選んだ抜粋:
<<<<

前回は、学生のアイデアが生み出す新しい事業について取り上げました。今回は、激化する人材争奪戦の実際を見ていきます。

大手企業が採用枠を増やし、中小企業の採用が困難に

近年、中小企業の人材不足は深刻さを増しています。

 

2015年の日本商工会議所の調べによると、人手不足を感じている中小企業は50.1%にのぼることが分かっています。また、2015年の中小企業白書によると、中小企業・小規模事業者が人材を「十分確保できている」と回答したのはわずか6.7%。その一方で人材を「十分に確保できていない」と回答した企業の理由を見ると「人材の応募がないため」が56.8%と最も多く、「人材の応募はあるが、よい人材がいないため」が39.9%で続いています。

>>>>

提供された一覧:
<<<<

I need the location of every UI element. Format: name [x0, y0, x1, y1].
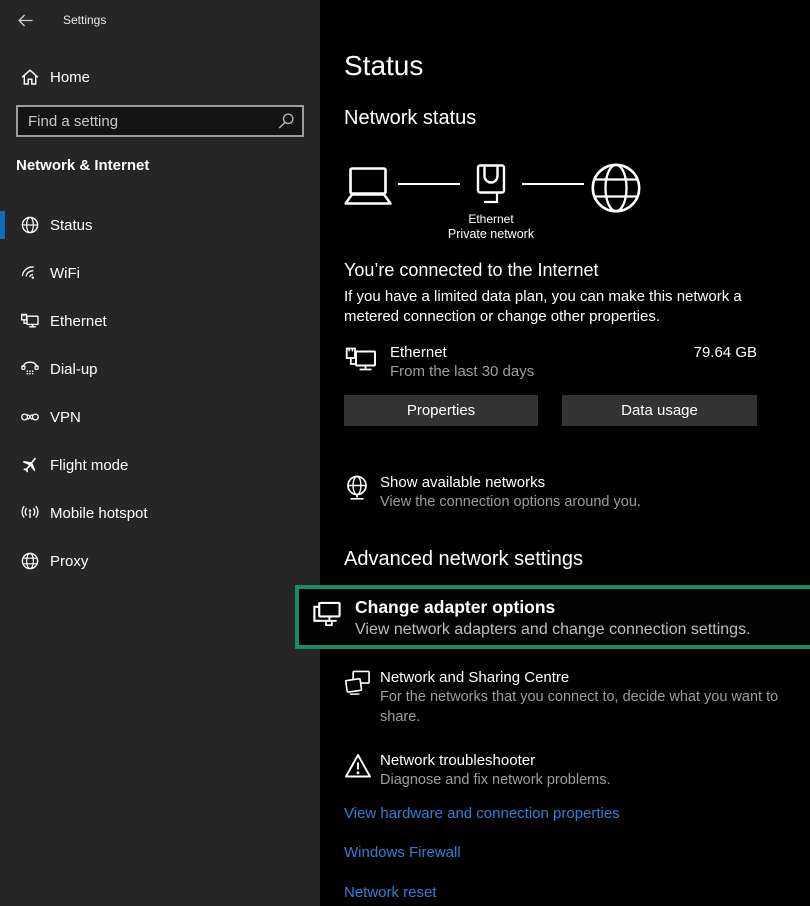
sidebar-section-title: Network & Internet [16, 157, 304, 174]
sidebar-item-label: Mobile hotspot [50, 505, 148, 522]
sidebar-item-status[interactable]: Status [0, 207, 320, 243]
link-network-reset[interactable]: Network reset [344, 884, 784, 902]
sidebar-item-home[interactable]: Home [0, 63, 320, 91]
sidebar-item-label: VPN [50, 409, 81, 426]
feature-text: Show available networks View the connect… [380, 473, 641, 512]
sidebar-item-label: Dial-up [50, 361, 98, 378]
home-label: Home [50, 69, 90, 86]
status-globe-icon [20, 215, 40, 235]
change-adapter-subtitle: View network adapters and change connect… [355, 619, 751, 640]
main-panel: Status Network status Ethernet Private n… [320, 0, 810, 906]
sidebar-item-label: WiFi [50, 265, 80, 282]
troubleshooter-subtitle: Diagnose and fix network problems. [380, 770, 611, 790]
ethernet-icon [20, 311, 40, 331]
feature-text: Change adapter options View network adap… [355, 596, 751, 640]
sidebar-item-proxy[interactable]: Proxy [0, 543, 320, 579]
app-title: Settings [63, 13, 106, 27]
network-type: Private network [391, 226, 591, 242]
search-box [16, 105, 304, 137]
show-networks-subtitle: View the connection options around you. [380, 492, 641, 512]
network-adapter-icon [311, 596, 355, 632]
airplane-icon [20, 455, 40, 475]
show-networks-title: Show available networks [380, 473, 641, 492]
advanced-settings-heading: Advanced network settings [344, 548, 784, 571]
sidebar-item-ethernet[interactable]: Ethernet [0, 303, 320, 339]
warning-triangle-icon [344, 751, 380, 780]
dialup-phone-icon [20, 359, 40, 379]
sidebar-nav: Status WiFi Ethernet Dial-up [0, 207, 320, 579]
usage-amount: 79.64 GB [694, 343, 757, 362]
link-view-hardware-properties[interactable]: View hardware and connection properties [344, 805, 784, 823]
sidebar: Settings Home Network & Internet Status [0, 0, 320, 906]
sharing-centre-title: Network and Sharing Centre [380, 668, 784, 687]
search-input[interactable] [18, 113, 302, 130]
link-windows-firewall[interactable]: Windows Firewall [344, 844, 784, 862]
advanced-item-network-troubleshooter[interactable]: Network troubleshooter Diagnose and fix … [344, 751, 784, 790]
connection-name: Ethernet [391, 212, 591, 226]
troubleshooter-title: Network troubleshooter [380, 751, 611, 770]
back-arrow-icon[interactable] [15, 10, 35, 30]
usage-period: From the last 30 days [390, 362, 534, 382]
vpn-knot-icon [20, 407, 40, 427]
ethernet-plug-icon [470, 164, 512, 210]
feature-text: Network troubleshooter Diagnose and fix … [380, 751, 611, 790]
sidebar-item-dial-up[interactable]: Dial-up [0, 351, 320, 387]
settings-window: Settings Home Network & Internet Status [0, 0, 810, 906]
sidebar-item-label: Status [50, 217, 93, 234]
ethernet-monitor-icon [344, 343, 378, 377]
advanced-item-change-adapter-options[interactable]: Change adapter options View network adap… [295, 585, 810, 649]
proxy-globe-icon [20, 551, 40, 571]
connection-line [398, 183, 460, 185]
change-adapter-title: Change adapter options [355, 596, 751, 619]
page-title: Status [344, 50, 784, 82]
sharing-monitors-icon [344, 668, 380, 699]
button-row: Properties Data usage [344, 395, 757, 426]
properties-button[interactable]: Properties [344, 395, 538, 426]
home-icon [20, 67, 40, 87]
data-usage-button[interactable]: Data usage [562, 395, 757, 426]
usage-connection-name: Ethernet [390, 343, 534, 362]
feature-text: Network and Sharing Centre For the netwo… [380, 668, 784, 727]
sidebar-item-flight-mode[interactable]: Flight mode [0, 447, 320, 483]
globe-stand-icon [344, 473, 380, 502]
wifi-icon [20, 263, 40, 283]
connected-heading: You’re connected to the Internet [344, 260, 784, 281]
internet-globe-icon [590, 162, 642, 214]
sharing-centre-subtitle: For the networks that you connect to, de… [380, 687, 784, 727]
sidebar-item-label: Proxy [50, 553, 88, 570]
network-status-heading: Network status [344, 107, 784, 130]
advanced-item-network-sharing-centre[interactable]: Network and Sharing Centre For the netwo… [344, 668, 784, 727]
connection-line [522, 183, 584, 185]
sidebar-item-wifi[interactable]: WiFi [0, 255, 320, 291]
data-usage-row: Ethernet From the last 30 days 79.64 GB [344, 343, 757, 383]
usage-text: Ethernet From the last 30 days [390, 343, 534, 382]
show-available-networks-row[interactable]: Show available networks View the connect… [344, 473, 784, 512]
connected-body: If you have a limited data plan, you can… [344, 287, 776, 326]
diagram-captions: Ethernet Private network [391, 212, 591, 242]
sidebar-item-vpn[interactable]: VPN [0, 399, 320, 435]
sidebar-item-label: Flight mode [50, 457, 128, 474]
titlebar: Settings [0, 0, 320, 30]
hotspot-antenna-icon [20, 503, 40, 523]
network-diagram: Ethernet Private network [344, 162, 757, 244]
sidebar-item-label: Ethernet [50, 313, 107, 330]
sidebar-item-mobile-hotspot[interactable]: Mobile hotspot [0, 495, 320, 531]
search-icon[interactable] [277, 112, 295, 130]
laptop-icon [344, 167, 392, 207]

>>>>

取り組む課題:
- A) 中小企業の人材不足についての文章によると、人材を「十分に確保できていない」と回答した企業が挙げた理由は何か。1〜3文で、割合も添えて説明せよ。
- B) 中小企業の人材不足についての文章をもとに、次の問いに答えよ。
(i) 前回はどんなテーマを取り上げたか。
(ii) 2015年の日本商工会議所の調べで、人手不足を感じている中小企業の割合は何%か。
(iii) 2015年の中小企業白書で、人材を「十分確保できている」と回答した中小企業・小規模事業者の割合は何%か。
- C) 中小企業の人材不足についての文章のうち、「前回は、学生のアイデアが生み」で始まり「が39.9%で続いています。」までの部分を、そのまま書き写せ。

解答:
- A) 最も多かった理由は「人材の応募がないため」で、56.8%だった。次に多かったのは「人材の応募はあるが、よい人材がいないため」で、39.9%だった。

- B)
(i) 学生のアイデアが生み出す新しい事業
(ii) 50.1%
(iii) 6.7%

- C)
前回は、学生のアイデアが生み出す新しい事業について取り上げました。今回は、激化する人材争奪戦の実際を見ていきます。

大手企業が採用枠を増やし、中小企業の採用が困難に

近年、中小企業の人材不足は深刻さを増しています。

 

2015年の日本商工会議所の調べによると、人手不足を感じている中小企業は50.1%にのぼることが分かっています。また、2015年の中小企業白書によると、中小企業・小規模事業者が人材を「十分確保できている」と回答したのはわずか6.7%。その一方で人材を「十分に確保できていない」と回答した企業の理由を見ると「人材の応募がないため」が56.8%と最も多く、「人材の応募はあるが、よい人材がいないため」が39.9%で続いています。